DATA EXCERPTS →
%%

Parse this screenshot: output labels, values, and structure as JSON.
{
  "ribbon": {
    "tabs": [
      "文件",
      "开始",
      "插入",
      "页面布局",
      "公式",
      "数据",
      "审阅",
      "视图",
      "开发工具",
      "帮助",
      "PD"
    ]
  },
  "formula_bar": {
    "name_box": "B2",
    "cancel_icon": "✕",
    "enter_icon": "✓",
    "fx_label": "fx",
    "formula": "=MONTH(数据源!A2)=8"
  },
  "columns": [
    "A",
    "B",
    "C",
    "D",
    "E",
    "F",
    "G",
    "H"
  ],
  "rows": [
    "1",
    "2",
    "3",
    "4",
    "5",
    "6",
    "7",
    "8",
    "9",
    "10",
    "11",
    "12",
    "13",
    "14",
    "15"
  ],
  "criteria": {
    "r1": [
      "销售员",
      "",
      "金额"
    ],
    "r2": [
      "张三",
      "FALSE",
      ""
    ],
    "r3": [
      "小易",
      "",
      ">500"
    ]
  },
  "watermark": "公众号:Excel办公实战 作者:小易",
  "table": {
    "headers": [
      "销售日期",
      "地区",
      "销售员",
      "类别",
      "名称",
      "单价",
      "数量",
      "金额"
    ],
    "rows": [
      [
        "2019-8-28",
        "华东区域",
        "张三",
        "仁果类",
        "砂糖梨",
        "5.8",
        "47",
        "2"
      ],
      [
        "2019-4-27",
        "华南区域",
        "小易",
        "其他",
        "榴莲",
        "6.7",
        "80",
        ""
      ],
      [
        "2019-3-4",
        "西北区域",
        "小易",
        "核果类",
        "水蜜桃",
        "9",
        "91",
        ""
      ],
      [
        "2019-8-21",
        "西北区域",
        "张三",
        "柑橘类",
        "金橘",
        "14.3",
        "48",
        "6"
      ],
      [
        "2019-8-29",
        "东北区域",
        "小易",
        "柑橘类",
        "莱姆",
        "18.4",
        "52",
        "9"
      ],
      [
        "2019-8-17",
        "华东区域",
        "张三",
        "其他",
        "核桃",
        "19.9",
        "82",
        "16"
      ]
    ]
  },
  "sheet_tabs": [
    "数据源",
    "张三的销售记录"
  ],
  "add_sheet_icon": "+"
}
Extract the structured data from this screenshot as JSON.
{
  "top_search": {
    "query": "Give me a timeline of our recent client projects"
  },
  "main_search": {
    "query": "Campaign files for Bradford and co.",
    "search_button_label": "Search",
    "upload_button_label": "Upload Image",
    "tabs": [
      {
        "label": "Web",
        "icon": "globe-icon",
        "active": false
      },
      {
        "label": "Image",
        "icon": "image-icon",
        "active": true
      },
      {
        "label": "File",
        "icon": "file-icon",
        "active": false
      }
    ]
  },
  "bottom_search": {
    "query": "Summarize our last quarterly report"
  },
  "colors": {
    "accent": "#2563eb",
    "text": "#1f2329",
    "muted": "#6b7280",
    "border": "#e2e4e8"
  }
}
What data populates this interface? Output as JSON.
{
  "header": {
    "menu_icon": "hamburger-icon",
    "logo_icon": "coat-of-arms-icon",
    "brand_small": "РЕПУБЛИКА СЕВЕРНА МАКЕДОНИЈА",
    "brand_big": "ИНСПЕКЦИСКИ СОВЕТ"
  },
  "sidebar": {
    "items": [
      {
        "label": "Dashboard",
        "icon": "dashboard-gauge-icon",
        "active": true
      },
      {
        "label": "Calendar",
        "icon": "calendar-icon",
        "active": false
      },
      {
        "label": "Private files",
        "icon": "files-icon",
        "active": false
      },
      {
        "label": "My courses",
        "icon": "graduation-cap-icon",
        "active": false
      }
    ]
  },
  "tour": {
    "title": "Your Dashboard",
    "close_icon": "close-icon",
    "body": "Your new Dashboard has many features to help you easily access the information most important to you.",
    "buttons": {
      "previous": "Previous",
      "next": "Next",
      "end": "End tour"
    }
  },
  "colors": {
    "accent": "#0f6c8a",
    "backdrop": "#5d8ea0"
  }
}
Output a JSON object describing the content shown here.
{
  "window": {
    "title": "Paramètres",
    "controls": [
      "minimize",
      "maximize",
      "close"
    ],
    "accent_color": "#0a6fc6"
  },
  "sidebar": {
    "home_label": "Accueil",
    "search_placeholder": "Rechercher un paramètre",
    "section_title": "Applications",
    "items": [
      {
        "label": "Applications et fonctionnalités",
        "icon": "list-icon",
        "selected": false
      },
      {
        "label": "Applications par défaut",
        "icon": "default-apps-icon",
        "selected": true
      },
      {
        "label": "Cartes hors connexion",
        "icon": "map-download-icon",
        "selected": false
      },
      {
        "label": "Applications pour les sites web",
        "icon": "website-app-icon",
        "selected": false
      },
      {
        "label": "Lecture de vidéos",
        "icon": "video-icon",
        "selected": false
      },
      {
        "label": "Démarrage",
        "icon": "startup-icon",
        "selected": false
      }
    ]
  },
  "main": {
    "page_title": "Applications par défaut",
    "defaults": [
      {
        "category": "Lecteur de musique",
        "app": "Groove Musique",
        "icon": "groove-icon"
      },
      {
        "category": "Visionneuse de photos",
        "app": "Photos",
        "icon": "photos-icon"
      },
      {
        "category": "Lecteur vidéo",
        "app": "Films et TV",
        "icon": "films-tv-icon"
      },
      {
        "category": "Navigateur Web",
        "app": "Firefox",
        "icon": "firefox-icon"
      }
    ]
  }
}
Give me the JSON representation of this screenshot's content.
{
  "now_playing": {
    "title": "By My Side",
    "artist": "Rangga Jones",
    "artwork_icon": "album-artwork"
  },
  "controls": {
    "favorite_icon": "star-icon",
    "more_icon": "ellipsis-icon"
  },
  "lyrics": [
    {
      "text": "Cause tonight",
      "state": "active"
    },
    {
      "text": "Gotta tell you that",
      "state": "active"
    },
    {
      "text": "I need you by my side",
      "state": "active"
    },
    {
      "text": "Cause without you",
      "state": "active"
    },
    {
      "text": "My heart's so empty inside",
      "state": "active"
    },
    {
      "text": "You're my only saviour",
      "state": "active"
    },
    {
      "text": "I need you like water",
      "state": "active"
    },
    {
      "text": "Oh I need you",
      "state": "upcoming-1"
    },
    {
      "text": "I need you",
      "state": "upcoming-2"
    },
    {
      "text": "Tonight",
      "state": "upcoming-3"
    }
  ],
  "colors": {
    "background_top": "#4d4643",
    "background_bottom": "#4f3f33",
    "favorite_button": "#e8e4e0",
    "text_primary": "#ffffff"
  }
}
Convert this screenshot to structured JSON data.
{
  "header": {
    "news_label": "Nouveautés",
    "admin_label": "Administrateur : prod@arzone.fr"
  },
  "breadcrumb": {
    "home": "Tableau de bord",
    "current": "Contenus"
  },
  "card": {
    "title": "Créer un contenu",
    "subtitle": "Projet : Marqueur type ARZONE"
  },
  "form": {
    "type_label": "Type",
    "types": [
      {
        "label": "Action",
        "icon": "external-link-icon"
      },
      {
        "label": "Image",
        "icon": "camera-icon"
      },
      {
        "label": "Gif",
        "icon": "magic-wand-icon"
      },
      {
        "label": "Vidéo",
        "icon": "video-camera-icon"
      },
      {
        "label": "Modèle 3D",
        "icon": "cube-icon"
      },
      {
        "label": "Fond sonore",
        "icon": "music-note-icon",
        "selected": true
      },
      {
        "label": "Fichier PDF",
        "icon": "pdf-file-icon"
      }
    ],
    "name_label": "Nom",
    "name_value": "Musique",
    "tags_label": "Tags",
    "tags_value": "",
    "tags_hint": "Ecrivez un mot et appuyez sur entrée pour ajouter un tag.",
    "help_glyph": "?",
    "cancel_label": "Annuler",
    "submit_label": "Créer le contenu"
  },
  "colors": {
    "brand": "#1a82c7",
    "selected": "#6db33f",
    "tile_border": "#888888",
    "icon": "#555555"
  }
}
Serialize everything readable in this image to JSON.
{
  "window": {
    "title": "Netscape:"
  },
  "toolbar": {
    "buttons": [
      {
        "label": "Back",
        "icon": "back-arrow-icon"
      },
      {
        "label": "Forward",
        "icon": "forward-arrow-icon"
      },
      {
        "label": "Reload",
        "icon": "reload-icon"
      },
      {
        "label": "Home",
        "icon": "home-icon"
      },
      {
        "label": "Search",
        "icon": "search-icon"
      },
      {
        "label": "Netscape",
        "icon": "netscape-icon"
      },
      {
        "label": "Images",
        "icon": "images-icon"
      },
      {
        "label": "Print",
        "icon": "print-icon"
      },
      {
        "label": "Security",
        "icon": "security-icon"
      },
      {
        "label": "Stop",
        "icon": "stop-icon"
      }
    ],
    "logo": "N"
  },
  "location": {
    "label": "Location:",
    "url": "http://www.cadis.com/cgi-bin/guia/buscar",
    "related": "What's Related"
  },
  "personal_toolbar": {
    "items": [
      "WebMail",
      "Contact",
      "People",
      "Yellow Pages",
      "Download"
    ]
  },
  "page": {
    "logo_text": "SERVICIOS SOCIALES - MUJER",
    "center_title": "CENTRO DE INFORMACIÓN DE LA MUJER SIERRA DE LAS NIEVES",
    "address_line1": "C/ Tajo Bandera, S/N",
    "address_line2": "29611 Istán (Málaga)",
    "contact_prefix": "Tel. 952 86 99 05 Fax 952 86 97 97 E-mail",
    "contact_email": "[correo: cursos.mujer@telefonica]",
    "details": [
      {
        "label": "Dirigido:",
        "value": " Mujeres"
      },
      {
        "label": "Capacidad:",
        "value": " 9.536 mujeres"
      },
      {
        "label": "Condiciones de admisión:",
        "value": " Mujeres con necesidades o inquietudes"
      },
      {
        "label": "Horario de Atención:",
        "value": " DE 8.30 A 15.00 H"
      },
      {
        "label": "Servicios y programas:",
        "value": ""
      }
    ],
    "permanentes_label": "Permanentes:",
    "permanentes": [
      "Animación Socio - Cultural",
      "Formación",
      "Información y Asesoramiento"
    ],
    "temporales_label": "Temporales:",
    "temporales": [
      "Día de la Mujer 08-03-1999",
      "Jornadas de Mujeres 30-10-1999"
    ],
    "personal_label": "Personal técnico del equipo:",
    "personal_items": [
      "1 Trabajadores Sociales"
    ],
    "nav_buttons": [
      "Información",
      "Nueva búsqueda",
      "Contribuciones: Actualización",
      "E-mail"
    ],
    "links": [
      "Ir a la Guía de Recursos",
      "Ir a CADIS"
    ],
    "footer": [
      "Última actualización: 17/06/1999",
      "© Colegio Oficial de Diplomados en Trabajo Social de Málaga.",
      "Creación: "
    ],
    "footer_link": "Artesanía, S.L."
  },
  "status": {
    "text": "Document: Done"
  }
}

%%

OBJECTIVE →
Lines holding the word "Cause" in the entries above are the ones to pull out. Copy them all.

FULL ANSWER →
      "text": "Cause tonight",
      "text": "Cause without you",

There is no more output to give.